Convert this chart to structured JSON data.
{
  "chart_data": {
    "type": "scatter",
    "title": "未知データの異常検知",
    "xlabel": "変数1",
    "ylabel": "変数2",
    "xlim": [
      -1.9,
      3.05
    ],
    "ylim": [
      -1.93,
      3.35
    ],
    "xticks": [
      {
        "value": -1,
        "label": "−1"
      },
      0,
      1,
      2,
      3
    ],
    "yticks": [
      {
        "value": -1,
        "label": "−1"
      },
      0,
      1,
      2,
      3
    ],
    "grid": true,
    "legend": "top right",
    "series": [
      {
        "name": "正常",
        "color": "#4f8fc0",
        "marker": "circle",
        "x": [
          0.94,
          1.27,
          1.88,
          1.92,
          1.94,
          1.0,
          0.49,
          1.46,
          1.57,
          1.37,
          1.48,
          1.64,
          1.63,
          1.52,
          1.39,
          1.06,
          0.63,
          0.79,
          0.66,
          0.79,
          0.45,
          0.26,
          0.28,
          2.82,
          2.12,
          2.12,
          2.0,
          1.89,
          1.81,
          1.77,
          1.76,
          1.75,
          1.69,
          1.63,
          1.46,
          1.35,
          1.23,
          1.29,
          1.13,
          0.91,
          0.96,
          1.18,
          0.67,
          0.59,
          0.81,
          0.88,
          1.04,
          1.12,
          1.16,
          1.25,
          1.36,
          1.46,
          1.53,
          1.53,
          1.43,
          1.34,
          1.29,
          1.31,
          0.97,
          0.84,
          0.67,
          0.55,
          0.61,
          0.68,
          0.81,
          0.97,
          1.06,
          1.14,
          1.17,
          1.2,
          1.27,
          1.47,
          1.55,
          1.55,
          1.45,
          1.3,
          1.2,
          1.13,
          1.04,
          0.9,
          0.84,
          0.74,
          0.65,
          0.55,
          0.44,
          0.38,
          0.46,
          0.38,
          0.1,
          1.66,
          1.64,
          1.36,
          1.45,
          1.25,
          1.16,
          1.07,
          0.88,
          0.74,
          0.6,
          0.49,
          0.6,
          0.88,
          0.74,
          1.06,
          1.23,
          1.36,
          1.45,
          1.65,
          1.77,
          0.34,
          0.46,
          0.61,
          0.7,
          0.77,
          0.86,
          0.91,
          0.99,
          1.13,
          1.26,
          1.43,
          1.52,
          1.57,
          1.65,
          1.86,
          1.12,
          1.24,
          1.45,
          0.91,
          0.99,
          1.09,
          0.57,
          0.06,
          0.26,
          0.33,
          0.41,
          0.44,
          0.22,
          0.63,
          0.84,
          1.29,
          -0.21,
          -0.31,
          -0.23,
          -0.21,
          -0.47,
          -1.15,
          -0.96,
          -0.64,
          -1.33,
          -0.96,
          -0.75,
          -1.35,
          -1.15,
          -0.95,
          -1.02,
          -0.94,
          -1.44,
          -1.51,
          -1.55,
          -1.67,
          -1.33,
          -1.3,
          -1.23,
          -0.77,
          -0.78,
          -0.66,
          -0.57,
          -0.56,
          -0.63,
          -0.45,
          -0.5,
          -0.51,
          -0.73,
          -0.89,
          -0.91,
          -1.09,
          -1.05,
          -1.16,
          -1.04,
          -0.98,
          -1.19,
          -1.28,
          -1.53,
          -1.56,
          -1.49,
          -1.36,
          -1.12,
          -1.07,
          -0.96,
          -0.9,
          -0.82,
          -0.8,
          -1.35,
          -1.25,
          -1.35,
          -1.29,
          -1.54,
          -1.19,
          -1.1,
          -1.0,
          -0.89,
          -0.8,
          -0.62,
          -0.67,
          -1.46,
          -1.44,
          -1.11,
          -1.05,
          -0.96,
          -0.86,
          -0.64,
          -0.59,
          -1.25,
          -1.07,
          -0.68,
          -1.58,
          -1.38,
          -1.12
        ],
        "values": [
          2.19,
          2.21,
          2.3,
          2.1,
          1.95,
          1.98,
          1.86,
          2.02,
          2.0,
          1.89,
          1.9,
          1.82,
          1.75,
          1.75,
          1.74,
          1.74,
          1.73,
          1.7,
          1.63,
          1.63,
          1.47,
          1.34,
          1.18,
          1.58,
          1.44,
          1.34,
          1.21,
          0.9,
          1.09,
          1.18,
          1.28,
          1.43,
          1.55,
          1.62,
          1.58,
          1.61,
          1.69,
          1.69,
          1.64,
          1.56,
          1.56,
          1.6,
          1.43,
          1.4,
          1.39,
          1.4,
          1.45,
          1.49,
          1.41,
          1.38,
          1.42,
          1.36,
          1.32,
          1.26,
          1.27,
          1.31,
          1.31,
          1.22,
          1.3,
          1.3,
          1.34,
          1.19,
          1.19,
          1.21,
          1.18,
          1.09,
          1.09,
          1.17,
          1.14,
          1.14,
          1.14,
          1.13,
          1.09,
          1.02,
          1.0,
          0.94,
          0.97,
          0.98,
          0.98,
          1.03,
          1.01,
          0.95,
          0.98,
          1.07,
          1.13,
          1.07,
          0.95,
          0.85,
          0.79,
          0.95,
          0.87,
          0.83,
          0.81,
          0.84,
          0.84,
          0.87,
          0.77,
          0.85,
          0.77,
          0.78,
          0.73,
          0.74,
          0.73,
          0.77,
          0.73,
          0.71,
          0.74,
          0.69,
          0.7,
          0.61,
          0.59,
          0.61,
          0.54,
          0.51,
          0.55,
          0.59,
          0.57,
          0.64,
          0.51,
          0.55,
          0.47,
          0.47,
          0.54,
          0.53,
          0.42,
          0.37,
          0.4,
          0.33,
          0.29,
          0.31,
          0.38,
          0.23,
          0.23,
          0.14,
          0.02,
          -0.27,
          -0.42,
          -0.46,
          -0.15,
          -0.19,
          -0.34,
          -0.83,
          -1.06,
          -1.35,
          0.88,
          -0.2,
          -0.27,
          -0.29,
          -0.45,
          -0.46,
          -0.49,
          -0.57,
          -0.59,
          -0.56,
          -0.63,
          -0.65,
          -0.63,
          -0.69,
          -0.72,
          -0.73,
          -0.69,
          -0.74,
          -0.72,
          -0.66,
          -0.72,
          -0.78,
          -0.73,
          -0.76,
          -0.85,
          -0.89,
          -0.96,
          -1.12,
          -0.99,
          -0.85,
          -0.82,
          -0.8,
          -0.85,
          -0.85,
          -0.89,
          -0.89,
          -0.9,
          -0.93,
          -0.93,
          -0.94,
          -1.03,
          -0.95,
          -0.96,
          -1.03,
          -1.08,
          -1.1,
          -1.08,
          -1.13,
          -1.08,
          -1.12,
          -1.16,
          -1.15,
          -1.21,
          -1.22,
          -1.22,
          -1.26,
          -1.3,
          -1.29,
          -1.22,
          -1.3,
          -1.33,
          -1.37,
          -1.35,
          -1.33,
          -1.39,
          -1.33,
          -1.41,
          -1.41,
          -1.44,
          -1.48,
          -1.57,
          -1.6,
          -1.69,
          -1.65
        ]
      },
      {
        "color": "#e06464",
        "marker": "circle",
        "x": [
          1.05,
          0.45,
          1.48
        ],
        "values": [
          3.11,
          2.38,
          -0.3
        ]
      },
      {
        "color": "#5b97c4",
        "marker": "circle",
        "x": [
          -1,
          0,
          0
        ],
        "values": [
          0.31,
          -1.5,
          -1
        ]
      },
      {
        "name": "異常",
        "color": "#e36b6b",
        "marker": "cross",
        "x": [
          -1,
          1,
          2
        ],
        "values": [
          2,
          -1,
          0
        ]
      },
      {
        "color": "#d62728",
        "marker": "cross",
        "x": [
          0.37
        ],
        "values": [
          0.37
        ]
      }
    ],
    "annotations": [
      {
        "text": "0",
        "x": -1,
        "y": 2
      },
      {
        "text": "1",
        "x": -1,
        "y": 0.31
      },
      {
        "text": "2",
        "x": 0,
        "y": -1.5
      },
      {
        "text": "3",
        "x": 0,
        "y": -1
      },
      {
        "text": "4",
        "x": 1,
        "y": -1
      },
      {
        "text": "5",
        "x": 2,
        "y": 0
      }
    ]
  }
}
= = = = =
> _Exercise objective_:
Pick out every line with the string "color" and copy it.

> _Result of this task_:
        "color": "#4f8fc0",
        "color": "#e06464",
        "color": "#5b97c4",
        "color": "#e36b6b",
        "color": "#d62728",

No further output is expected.